> _ENTRIES PROVIDED_:
■ ■ ■ ■ ■

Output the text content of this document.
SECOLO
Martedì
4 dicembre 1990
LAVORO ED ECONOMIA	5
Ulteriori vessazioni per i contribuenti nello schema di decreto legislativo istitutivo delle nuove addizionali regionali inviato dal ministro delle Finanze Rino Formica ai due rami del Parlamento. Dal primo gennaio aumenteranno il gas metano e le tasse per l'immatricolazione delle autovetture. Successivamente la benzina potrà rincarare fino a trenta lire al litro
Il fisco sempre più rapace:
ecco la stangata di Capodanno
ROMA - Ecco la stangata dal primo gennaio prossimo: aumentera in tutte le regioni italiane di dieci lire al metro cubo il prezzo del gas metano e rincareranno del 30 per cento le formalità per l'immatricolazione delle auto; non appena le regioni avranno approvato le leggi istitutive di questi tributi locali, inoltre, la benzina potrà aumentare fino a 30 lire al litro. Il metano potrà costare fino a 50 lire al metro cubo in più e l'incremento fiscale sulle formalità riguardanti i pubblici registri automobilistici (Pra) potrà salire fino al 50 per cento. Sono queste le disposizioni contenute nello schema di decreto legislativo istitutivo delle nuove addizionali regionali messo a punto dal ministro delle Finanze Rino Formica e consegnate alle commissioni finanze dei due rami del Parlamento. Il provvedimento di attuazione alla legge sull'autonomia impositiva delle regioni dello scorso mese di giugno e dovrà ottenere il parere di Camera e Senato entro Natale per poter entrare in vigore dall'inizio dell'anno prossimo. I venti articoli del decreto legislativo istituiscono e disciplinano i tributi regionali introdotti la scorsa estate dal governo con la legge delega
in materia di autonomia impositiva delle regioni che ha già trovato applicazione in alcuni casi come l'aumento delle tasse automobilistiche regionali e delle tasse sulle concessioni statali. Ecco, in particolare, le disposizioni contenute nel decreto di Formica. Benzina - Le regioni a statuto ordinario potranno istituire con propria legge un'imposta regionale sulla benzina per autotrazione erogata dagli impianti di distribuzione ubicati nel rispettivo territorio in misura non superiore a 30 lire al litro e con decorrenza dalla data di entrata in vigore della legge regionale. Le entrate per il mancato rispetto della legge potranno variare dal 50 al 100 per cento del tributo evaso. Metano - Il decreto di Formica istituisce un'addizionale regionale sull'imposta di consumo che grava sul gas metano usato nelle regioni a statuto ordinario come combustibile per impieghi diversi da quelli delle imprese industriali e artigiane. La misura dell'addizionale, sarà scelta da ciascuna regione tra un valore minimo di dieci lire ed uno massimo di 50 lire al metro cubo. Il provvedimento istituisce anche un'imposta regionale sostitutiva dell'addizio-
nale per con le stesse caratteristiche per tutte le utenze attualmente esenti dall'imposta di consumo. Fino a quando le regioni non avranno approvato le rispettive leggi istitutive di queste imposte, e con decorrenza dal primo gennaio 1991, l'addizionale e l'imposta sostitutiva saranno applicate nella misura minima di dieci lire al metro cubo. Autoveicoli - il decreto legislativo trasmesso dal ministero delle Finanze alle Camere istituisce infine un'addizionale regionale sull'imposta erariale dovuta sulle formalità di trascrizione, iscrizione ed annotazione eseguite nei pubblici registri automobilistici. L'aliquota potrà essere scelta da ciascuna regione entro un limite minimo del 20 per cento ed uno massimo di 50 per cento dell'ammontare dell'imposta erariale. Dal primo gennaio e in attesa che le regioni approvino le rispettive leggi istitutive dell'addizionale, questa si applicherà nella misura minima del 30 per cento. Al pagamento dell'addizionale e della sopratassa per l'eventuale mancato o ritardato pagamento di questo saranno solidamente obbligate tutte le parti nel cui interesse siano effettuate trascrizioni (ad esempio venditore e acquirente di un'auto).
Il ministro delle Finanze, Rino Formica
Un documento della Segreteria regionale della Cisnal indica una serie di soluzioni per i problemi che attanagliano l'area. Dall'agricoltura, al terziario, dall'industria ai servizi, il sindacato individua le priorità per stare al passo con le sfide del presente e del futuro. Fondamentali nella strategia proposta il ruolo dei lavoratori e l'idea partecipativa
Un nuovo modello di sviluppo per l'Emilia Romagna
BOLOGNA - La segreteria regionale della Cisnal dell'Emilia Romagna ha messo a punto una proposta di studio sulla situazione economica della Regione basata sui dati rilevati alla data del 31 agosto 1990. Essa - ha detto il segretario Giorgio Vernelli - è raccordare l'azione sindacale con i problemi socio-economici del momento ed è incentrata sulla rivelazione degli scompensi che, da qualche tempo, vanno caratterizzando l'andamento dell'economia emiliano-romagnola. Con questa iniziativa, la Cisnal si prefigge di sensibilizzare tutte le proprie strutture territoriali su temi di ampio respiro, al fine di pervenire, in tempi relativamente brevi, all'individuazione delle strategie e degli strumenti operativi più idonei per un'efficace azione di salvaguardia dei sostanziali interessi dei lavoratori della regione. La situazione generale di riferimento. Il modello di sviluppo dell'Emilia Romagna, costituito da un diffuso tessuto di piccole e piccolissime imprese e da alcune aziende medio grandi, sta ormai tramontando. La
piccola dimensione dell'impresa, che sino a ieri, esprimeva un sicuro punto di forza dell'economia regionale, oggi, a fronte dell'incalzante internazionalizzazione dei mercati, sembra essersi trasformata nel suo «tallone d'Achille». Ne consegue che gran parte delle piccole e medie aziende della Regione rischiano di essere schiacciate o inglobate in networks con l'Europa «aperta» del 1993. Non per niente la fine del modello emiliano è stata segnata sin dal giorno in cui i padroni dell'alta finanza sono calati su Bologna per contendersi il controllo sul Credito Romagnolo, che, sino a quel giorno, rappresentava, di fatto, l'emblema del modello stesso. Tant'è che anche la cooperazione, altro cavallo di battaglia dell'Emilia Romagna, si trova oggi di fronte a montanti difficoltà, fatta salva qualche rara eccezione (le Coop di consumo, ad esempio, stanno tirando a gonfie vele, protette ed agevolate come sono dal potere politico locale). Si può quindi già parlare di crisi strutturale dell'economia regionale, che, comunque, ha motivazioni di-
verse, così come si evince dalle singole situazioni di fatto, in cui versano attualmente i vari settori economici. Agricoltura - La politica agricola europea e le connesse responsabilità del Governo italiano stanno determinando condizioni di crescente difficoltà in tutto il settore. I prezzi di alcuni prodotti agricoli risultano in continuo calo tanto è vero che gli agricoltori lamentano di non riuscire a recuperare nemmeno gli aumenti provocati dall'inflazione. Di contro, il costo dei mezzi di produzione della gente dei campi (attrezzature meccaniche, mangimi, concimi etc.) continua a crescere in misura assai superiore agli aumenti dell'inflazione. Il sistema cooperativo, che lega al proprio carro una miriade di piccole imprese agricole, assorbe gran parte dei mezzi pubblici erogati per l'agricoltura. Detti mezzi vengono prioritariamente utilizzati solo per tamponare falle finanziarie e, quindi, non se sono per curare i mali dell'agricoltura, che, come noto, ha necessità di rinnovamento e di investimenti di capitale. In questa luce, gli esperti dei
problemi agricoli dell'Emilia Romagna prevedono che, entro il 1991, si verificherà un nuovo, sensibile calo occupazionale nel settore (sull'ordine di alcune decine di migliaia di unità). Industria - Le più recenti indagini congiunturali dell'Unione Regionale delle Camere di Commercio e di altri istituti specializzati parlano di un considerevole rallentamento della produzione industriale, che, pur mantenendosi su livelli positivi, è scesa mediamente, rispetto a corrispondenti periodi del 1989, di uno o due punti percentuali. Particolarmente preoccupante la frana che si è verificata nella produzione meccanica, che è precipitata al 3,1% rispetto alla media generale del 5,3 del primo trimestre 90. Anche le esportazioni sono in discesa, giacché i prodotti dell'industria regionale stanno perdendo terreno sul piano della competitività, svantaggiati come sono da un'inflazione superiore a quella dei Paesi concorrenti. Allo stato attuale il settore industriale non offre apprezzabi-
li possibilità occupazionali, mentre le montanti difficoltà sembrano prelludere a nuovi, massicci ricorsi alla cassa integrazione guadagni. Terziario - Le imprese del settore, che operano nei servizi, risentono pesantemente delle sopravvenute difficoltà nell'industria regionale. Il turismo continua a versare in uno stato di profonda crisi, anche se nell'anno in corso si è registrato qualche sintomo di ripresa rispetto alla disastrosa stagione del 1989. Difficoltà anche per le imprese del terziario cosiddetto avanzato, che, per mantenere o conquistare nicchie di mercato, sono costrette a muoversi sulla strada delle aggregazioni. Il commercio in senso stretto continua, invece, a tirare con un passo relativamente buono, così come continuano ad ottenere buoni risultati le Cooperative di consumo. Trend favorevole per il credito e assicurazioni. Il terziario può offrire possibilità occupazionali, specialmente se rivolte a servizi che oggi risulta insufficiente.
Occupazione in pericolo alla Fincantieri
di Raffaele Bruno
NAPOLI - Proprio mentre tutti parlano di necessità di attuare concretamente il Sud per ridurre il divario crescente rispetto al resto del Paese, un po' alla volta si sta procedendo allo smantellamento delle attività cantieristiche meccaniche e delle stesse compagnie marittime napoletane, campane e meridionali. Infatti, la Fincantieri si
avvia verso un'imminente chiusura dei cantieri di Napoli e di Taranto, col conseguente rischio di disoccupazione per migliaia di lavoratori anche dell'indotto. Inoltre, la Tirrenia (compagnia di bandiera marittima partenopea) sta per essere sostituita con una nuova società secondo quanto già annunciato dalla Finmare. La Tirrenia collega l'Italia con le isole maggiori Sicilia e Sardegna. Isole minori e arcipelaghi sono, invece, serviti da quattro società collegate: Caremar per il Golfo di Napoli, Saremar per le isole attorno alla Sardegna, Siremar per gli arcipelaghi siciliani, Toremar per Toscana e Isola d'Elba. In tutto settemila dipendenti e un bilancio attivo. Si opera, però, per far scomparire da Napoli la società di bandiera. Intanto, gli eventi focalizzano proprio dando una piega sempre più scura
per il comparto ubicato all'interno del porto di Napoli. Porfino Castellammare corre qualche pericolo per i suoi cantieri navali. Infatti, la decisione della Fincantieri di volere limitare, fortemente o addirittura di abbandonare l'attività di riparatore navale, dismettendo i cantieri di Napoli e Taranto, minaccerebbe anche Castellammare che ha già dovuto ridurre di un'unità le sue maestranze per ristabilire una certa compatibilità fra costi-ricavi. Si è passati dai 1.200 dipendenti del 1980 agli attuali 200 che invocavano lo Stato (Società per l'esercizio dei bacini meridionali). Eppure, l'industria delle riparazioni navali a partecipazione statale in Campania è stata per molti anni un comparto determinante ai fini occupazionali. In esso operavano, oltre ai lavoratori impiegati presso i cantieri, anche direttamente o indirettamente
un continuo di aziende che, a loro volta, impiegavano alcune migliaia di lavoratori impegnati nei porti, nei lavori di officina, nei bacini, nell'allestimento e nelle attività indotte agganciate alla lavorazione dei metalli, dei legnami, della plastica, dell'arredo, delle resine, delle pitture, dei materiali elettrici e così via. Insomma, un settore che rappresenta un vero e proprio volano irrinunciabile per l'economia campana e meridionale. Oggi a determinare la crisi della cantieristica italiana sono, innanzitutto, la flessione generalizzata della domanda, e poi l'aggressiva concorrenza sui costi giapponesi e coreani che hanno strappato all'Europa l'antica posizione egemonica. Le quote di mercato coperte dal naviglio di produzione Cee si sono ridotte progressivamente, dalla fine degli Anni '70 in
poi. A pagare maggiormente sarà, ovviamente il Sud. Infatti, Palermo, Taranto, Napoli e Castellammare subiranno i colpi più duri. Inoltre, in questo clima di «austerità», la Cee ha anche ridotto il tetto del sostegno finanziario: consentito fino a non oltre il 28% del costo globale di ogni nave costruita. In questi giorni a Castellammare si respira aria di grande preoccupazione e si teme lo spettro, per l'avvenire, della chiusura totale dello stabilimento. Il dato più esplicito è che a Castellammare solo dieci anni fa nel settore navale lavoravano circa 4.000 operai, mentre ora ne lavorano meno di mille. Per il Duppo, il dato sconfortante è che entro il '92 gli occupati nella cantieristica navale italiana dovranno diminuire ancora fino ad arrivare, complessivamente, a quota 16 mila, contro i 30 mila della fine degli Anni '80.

■ ■ ■ ■ ■

> _EXERCISE DETAILS_: Copy every line that includes the string "sviluppo" from the material above.

> _FINISHED ANSWER_:
Un nuovo modello di sviluppo per l'Emilia Romagna
BOLOGNA - La segreteria regionale della Cisnal dell'Emilia Romagna ha messo a punto una proposta di studio sulla situazione economica della Regione basata sui dati rilevati alla data del 31 agosto 1990. Essa - ha detto il segretario Giorgio Vernelli - è raccordare l'azione sindacale con i problemi socio-economici del momento ed è incentrata sulla rivelazione degli scompensi che, da qualche tempo, vanno caratterizzando l'andamento dell'economia emiliano-romagnola. Con questa iniziativa, la Cisnal si prefigge di sensibilizzare tutte le proprie strutture territoriali su temi di ampio respiro, al fine di pervenire, in tempi relativamente brevi, all'individuazione delle strategie e degli strumenti operativi più idonei per un'efficace azione di salvaguardia dei sostanziali interessi dei lavoratori della regione. La situazione generale di riferimento. Il modello di sviluppo dell'Emilia Romagna, costituito da un diffuso tessuto di piccole e piccolissime imprese e da alcune aziende medio grandi, sta ormai tramontando. La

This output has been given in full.